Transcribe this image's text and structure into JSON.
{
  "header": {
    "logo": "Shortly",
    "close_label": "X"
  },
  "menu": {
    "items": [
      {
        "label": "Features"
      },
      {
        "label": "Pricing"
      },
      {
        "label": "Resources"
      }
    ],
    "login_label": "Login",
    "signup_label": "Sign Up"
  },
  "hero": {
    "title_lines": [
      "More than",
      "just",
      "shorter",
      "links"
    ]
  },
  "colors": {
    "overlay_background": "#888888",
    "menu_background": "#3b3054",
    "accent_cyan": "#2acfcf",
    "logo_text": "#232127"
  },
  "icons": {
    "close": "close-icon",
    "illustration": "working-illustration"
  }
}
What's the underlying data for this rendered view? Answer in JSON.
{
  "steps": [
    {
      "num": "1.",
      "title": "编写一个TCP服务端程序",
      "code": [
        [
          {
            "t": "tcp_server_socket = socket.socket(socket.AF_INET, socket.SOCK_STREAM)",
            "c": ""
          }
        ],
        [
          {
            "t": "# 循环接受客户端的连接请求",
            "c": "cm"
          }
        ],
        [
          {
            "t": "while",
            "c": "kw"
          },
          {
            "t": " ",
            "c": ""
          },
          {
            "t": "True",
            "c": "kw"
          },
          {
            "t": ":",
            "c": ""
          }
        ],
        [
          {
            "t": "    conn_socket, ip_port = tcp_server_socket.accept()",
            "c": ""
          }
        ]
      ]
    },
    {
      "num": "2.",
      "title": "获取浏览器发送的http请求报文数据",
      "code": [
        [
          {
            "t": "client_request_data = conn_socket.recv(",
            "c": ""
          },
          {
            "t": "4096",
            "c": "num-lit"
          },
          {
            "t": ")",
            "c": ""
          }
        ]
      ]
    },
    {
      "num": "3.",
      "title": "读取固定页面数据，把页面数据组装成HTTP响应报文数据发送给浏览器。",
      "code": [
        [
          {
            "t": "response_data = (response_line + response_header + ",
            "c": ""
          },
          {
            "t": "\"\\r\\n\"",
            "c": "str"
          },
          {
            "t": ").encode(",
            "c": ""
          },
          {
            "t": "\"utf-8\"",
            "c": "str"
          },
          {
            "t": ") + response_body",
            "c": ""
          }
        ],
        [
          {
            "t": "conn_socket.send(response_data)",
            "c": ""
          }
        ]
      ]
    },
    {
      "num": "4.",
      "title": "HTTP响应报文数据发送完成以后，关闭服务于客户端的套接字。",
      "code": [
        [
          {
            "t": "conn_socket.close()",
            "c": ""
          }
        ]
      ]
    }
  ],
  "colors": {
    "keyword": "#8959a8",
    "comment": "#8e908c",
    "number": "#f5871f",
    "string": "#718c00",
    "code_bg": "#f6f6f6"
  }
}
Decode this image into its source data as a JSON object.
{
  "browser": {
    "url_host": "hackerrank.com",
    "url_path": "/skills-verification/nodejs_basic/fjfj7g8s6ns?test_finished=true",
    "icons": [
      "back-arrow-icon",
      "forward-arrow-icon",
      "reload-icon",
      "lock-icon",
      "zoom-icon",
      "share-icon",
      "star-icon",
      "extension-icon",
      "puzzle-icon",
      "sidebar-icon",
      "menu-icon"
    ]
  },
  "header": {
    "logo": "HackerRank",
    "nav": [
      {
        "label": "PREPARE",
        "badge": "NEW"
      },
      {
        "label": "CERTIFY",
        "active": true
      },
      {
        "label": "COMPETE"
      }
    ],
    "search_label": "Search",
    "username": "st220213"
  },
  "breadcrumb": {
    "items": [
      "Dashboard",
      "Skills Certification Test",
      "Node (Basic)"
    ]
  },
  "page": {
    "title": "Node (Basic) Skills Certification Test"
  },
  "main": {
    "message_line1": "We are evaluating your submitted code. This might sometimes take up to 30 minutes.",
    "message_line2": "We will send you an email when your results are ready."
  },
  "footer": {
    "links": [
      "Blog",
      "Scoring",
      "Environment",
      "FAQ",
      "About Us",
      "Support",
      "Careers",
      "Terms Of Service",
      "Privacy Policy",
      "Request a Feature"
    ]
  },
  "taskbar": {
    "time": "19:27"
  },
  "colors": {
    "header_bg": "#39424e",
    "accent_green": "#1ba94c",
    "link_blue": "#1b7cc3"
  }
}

____________________

_Stated goal_
Reproduce the entire listing word for word.

_Reply to the exercise_
Transcribe this image's text and structure into JSON.
{
  "header": {
    "logo": "Shortly",
    "close_label": "X"
  },
  "menu": {
    "items": [
      {
        "label": "Features"
      },
      {
        "label": "Pricing"
      },
      {
        "label": "Resources"
      }
    ],
    "login_label": "Login",
    "signup_label": "Sign Up"
  },
  "hero": {
    "title_lines": [
      "More than",
      "just",
      "shorter",
      "links"
    ]
  },
  "colors": {
    "overlay_background": "#888888",
    "menu_background": "#3b3054",
    "accent_cyan": "#2acfcf",
    "logo_text": "#232127"
  },
  "icons": {
    "close": "close-icon",
    "illustration": "working-illustration"
  }
}
What's the underlying data for this rendered view? Answer in JSON.
{
  "steps": [
    {
      "num": "1.",
      "title": "编写一个TCP服务端程序",
      "code": [
        [
          {
            "t": "tcp_server_socket = socket.socket(socket.AF_INET, socket.SOCK_STREAM)",
            "c": ""
          }
        ],
        [
          {
            "t": "# 循环接受客户端的连接请求",
            "c": "cm"
          }
        ],
        [
          {
            "t": "while",
            "c": "kw"
          },
          {
            "t": " ",
            "c": ""
          },
          {
            "t": "True",
            "c": "kw"
          },
          {
            "t": ":",
            "c": ""
          }
        ],
        [
          {
            "t": "    conn_socket, ip_port = tcp_server_socket.accept()",
            "c": ""
          }
        ]
      ]
    },
    {
      "num": "2.",
      "title": "获取浏览器发送的http请求报文数据",
      "code": [
        [
          {
            "t": "client_request_data = conn_socket.recv(",
            "c": ""
          },
          {
            "t": "4096",
            "c": "num-lit"
          },
          {
            "t": ")",
            "c": ""
          }
        ]
      ]
    },
    {
      "num": "3.",
      "title": "读取固定页面数据，把页面数据组装成HTTP响应报文数据发送给浏览器。",
      "code": [
        [
          {
            "t": "response_data = (response_line + response_header + ",
            "c": ""
          },
          {
            "t": "\"\\r\\n\"",
            "c": "str"
          },
          {
            "t": ").encode(",
            "c": ""
          },
          {
            "t": "\"utf-8\"",
            "c": "str"
          },
          {
            "t": ") + response_body",
            "c": ""
          }
        ],
        [
          {
            "t": "conn_socket.send(response_data)",
            "c": ""
          }
        ]
      ]
    },
    {
      "num": "4.",
      "title": "HTTP响应报文数据发送完成以后，关闭服务于客户端的套接字。",
      "code": [
        [
          {
            "t": "conn_socket.close()",
            "c": ""
          }
        ]
      ]
    }
  ],
  "colors": {
    "keyword": "#8959a8",
    "comment": "#8e908c",
    "number": "#f5871f",
    "string": "#718c00",
    "code_bg": "#f6f6f6"
  }
}
Decode this image into its source data as a JSON object.
{
  "browser": {
    "url_host": "hackerrank.com",
    "url_path": "/skills-verification/nodejs_basic/fjfj7g8s6ns?test_finished=true",
    "icons": [
      "back-arrow-icon",
      "forward-arrow-icon",
      "reload-icon",
      "lock-icon",
      "zoom-icon",
      "share-icon",
      "star-icon",
      "extension-icon",
      "puzzle-icon",
      "sidebar-icon",
      "menu-icon"
    ]
  },
  "header": {
    "logo": "HackerRank",
    "nav": [
      {
        "label": "PREPARE",
        "badge": "NEW"
      },
      {
        "label": "CERTIFY",
        "active": true
      },
      {
        "label": "COMPETE"
      }
    ],
    "search_label": "Search",
    "username": "st220213"
  },
  "breadcrumb": {
    "items": [
      "Dashboard",
      "Skills Certification Test",
      "Node (Basic)"
    ]
  },
  "page": {
    "title": "Node (Basic) Skills Certification Test"
  },
  "main": {
    "message_line1": "We are evaluating your submitted code. This might sometimes take up to 30 minutes.",
    "message_line2": "We will send you an email when your results are ready."
  },
  "footer": {
    "links": [
      "Blog",
      "Scoring",
      "Environment",
      "FAQ",
      "About Us",
      "Support",
      "Careers",
      "Terms Of Service",
      "Privacy Policy",
      "Request a Feature"
    ]
  },
  "taskbar": {
    "time": "19:27"
  },
  "colors": {
    "header_bg": "#39424e",
    "accent_green": "#1ba94c",
    "link_blue": "#1b7cc3"
  }
}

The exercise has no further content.